» **The task**:
Reproduce all entries precisely as they are written.
— START OF Data provided —
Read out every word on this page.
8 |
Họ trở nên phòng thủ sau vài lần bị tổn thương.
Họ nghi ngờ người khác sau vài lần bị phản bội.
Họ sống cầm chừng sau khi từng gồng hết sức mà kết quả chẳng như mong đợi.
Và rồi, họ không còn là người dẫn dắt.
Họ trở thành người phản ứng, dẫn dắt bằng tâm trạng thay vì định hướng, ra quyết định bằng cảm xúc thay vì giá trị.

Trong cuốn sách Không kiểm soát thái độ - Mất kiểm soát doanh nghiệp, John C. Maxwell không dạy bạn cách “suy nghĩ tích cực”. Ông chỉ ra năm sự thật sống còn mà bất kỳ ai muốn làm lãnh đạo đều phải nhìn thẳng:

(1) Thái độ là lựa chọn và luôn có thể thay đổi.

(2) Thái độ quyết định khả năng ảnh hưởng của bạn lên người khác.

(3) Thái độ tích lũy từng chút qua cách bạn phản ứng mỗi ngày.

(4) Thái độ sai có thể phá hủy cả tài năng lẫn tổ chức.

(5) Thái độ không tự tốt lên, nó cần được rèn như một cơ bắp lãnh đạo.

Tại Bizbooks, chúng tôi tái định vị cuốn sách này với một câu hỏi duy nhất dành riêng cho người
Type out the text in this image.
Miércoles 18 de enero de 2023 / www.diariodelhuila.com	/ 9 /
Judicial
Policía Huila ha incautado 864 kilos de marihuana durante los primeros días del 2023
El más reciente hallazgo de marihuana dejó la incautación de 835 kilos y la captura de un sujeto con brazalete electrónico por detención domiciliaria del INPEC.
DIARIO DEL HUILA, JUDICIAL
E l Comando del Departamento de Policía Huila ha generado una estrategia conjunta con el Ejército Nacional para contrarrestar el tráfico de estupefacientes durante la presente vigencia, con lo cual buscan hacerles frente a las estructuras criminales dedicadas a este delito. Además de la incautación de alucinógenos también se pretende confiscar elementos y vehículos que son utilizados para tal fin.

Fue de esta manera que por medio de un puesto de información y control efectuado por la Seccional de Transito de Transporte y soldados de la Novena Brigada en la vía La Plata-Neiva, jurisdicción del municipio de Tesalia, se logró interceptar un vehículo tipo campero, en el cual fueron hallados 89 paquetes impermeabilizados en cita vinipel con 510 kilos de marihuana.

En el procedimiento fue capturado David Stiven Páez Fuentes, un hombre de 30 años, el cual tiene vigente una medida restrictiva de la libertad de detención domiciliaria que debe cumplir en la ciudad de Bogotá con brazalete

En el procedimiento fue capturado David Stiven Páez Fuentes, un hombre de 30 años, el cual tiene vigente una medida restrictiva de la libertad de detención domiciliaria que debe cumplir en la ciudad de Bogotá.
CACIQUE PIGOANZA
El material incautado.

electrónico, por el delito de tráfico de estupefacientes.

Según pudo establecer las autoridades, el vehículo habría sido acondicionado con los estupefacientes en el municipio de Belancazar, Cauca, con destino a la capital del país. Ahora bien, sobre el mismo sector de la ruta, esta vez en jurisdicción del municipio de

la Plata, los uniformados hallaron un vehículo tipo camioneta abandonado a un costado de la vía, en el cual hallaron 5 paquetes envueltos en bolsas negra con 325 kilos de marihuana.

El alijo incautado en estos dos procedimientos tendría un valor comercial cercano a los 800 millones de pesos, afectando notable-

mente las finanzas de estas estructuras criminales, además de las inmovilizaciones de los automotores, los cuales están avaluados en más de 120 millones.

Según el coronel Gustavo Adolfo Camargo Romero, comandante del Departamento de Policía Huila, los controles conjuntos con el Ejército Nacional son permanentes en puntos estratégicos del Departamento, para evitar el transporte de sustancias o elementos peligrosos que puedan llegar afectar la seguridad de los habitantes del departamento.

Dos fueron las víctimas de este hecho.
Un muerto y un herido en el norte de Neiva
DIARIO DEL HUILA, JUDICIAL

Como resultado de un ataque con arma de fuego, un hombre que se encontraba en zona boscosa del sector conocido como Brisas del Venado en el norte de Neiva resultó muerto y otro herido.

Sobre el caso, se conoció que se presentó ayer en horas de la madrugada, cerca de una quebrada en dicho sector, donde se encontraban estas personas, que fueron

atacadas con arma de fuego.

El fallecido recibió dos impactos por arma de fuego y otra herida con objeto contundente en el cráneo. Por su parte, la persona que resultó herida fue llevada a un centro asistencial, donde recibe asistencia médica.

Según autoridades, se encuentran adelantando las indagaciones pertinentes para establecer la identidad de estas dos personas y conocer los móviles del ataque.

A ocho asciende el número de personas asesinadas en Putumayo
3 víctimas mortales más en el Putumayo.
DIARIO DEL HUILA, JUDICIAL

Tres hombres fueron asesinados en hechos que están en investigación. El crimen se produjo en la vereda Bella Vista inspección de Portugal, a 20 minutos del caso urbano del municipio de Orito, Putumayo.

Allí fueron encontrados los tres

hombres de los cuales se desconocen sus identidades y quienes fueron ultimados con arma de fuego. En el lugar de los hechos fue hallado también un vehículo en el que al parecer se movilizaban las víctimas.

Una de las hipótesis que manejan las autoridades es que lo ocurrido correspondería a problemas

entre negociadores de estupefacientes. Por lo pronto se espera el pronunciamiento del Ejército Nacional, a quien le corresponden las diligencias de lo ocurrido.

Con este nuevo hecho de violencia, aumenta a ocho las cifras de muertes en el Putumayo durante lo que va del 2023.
— END OF Data provided —
» **Task result**:
Read out every word on this page.
8 |
Họ trở nên phòng thủ sau vài lần bị tổn thương.
Họ nghi ngờ người khác sau vài lần bị phản bội.
Họ sống cầm chừng sau khi từng gồng hết sức mà kết quả chẳng như mong đợi.
Và rồi, họ không còn là người dẫn dắt.
Họ trở thành người phản ứng, dẫn dắt bằng tâm trạng thay vì định hướng, ra quyết định bằng cảm xúc thay vì giá trị.

Trong cuốn sách Không kiểm soát thái độ - Mất kiểm soát doanh nghiệp, John C. Maxwell không dạy bạn cách “suy nghĩ tích cực”. Ông chỉ ra năm sự thật sống còn mà bất kỳ ai muốn làm lãnh đạo đều phải nhìn thẳng:

(1) Thái độ là lựa chọn và luôn có thể thay đổi.

(2) Thái độ quyết định khả năng ảnh hưởng của bạn lên người khác.

(3) Thái độ tích lũy từng chút qua cách bạn phản ứng mỗi ngày.

(4) Thái độ sai có thể phá hủy cả tài năng lẫn tổ chức.

(5) Thái độ không tự tốt lên, nó cần được rèn như một cơ bắp lãnh đạo.

Tại Bizbooks, chúng tôi tái định vị cuốn sách này với một câu hỏi duy nhất dành riêng cho người
Type out the text in this image.
Miércoles 18 de enero de 2023 / www.diariodelhuila.com	/ 9 /
Judicial
Policía Huila ha incautado 864 kilos de marihuana durante los primeros días del 2023
El más reciente hallazgo de marihuana dejó la incautación de 835 kilos y la captura de un sujeto con brazalete electrónico por detención domiciliaria del INPEC.
DIARIO DEL HUILA, JUDICIAL
E l Comando del Departamento de Policía Huila ha generado una estrategia conjunta con el Ejército Nacional para contrarrestar el tráfico de estupefacientes durante la presente vigencia, con lo cual buscan hacerles frente a las estructuras criminales dedicadas a este delito. Además de la incautación de alucinógenos también se pretende confiscar elementos y vehículos que son utilizados para tal fin.

Fue de esta manera que por medio de un puesto de información y control efectuado por la Seccional de Transito de Transporte y soldados de la Novena Brigada en la vía La Plata-Neiva, jurisdicción del municipio de Tesalia, se logró interceptar un vehículo tipo campero, en el cual fueron hallados 89 paquetes impermeabilizados en cita vinipel con 510 kilos de marihuana.

En el procedimiento fue capturado David Stiven Páez Fuentes, un hombre de 30 años, el cual tiene vigente una medida restrictiva de la libertad de detención domiciliaria que debe cumplir en la ciudad de Bogotá con brazalete

En el procedimiento fue capturado David Stiven Páez Fuentes, un hombre de 30 años, el cual tiene vigente una medida restrictiva de la libertad de detención domiciliaria que debe cumplir en la ciudad de Bogotá.
CACIQUE PIGOANZA
El material incautado.

electrónico, por el delito de tráfico de estupefacientes.

Según pudo establecer las autoridades, el vehículo habría sido acondicionado con los estupefacientes en el municipio de Belancazar, Cauca, con destino a la capital del país. Ahora bien, sobre el mismo sector de la ruta, esta vez en jurisdicción del municipio de

la Plata, los uniformados hallaron un vehículo tipo camioneta abandonado a un costado de la vía, en el cual hallaron 5 paquetes envueltos en bolsas negra con 325 kilos de marihuana.

El alijo incautado en estos dos procedimientos tendría un valor comercial cercano a los 800 millones de pesos, afectando notable-

mente las finanzas de estas estructuras criminales, además de las inmovilizaciones de los automotores, los cuales están avaluados en más de 120 millones.

Según el coronel Gustavo Adolfo Camargo Romero, comandante del Departamento de Policía Huila, los controles conjuntos con el Ejército Nacional son permanentes en puntos estratégicos del Departamento, para evitar el transporte de sustancias o elementos peligrosos que puedan llegar afectar la seguridad de los habitantes del departamento.

Dos fueron las víctimas de este hecho.
Un muerto y un herido en el norte de Neiva
DIARIO DEL HUILA, JUDICIAL

Como resultado de un ataque con arma de fuego, un hombre que se encontraba en zona boscosa del sector conocido como Brisas del Venado en el norte de Neiva resultó muerto y otro herido.

Sobre el caso, se conoció que se presentó ayer en horas de la madrugada, cerca de una quebrada en dicho sector, donde se encontraban estas personas, que fueron

atacadas con arma de fuego.

El fallecido recibió dos impactos por arma de fuego y otra herida con objeto contundente en el cráneo. Por su parte, la persona que resultó herida fue llevada a un centro asistencial, donde recibe asistencia médica.

Según autoridades, se encuentran adelantando las indagaciones pertinentes para establecer la identidad de estas dos personas y conocer los móviles del ataque.

A ocho asciende el número de personas asesinadas en Putumayo
3 víctimas mortales más en el Putumayo.
DIARIO DEL HUILA, JUDICIAL

Tres hombres fueron asesinados en hechos que están en investigación. El crimen se produjo en la vereda Bella Vista inspección de Portugal, a 20 minutos del caso urbano del municipio de Orito, Putumayo.

Allí fueron encontrados los tres

hombres de los cuales se desconocen sus identidades y quienes fueron ultimados con arma de fuego. En el lugar de los hechos fue hallado también un vehículo en el que al parecer se movilizaban las víctimas.

Una de las hipótesis que manejan las autoridades es que lo ocurrido correspondería a problemas

entre negociadores de estupefacientes. Por lo pronto se espera el pronunciamiento del Ejército Nacional, a quien le corresponden las diligencias de lo ocurrido.

Con este nuevo hecho de violencia, aumenta a ocho las cifras de muertes en el Putumayo durante lo que va del 2023.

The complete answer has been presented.